• **Work required**: Look through the material below for "from". Copy every line that contains it.
• • •
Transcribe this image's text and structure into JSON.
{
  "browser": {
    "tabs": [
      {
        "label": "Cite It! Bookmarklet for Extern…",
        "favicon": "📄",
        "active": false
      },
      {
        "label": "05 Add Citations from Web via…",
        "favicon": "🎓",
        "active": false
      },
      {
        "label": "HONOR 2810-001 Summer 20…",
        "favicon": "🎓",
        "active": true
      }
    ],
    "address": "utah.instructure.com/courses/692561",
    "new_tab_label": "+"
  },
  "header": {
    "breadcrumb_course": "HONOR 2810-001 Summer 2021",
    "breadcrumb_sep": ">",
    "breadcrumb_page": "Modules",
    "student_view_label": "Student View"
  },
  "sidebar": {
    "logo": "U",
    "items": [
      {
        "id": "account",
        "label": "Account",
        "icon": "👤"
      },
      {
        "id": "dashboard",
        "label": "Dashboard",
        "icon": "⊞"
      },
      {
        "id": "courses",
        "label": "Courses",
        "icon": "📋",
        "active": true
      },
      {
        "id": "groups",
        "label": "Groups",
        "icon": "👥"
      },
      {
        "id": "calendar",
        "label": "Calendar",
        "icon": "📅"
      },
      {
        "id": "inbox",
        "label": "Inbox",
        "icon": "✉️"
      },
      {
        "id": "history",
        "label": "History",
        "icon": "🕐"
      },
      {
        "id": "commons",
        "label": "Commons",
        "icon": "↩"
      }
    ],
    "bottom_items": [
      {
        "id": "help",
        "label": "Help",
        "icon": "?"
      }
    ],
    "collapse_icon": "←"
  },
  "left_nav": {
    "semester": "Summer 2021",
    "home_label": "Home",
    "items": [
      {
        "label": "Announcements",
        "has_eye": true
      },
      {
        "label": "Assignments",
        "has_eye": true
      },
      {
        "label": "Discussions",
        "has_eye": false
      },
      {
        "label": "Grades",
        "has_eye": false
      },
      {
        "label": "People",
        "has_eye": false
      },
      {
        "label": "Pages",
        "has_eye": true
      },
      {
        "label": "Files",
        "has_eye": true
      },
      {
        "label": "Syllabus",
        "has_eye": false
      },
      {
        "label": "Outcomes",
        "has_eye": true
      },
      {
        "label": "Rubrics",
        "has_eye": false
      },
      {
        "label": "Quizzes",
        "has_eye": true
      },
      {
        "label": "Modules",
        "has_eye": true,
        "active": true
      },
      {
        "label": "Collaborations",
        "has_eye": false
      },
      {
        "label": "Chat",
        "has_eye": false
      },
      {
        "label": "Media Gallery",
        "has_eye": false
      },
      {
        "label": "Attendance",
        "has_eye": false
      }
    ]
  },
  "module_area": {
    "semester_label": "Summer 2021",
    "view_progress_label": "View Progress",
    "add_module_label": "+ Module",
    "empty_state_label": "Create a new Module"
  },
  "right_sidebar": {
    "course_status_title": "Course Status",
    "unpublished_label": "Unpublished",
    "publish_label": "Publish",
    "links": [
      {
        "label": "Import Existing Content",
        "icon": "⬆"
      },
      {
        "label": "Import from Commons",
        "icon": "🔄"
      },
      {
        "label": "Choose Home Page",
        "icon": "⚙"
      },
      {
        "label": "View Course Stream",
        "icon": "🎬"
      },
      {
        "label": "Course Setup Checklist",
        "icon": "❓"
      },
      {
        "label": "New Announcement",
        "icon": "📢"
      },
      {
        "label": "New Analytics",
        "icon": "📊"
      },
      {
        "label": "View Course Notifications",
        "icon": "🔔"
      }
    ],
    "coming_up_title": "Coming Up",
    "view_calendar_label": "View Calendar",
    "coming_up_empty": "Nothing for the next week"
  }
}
• • •
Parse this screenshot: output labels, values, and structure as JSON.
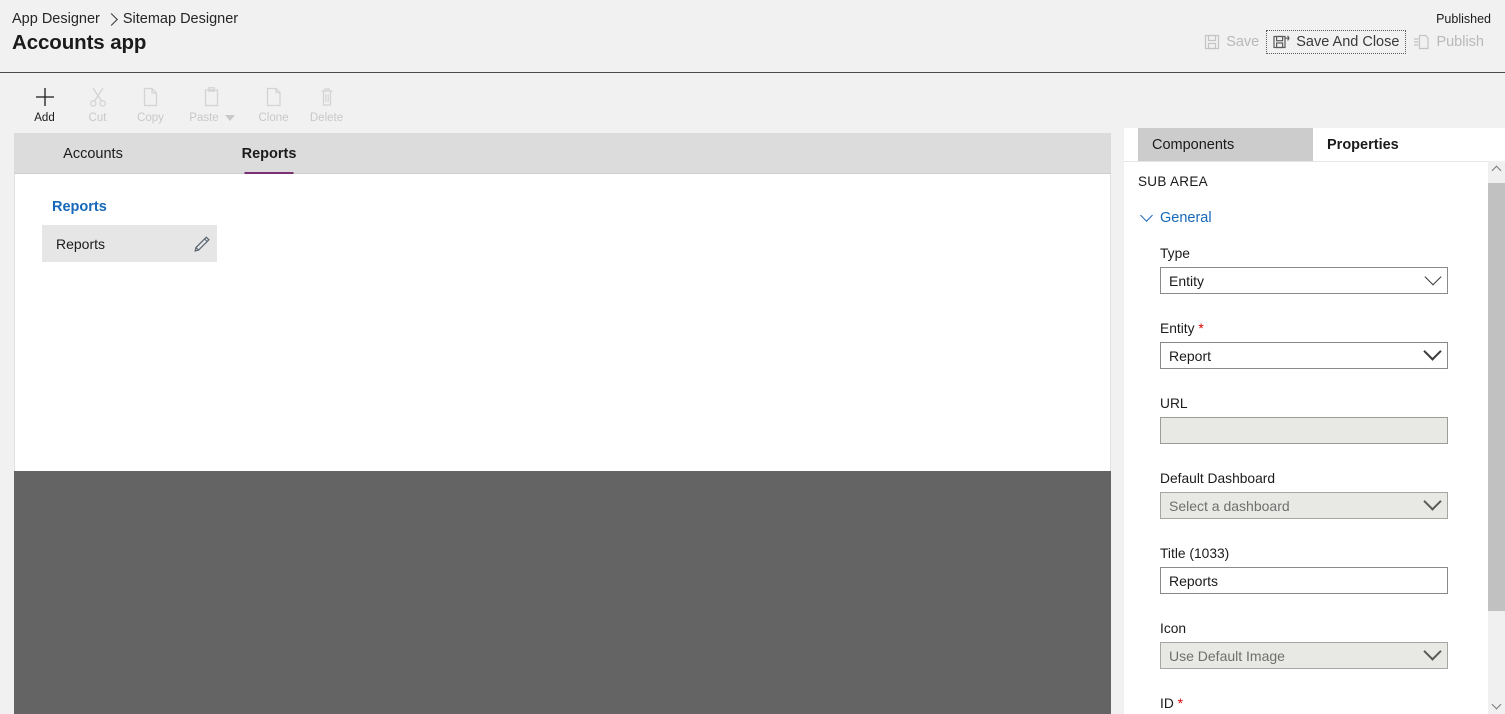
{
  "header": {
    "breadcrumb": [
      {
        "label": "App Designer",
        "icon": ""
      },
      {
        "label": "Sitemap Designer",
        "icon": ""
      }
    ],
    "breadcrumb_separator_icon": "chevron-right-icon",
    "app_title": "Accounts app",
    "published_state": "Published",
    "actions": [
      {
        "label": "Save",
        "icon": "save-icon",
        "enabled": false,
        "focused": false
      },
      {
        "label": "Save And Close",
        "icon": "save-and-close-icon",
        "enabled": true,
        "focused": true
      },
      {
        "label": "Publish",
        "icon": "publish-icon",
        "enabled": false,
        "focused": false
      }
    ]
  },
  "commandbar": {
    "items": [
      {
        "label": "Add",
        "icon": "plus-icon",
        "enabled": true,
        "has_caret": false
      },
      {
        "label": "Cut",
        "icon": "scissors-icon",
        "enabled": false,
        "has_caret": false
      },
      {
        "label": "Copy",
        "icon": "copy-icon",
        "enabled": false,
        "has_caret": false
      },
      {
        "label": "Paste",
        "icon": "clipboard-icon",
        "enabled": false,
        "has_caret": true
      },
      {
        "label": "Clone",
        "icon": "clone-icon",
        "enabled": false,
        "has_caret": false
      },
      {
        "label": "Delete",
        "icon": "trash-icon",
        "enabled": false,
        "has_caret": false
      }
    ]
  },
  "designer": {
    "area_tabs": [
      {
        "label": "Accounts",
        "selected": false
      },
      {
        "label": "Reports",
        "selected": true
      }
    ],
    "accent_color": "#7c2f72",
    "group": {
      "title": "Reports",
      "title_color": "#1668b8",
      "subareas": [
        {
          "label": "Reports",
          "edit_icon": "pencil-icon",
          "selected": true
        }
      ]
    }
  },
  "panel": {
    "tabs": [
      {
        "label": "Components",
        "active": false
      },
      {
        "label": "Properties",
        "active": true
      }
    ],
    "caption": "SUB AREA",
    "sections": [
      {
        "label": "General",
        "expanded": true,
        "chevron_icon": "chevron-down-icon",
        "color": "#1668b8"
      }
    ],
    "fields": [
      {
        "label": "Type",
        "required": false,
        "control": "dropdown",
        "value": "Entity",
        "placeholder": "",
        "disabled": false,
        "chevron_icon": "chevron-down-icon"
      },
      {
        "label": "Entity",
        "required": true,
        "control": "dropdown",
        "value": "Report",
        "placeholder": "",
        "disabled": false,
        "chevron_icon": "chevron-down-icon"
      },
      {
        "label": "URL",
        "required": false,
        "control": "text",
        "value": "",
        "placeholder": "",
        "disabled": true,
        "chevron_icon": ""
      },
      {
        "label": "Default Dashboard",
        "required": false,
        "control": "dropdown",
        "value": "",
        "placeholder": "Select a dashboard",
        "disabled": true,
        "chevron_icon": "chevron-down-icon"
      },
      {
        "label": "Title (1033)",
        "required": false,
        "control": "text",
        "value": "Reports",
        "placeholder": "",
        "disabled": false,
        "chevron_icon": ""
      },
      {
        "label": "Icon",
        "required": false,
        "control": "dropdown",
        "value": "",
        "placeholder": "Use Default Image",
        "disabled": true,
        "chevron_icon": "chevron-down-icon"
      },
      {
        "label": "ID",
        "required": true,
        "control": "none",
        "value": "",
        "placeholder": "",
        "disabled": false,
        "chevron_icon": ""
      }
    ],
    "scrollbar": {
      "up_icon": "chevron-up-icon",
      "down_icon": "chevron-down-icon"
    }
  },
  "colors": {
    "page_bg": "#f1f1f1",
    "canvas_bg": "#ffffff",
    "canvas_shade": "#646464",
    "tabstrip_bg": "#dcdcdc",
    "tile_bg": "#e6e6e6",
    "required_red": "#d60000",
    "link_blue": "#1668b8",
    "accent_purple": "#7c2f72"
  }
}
• • •
• **Finished task**:
        "label": "05 Add Citations from Web via…",
        "label": "Import from Commons",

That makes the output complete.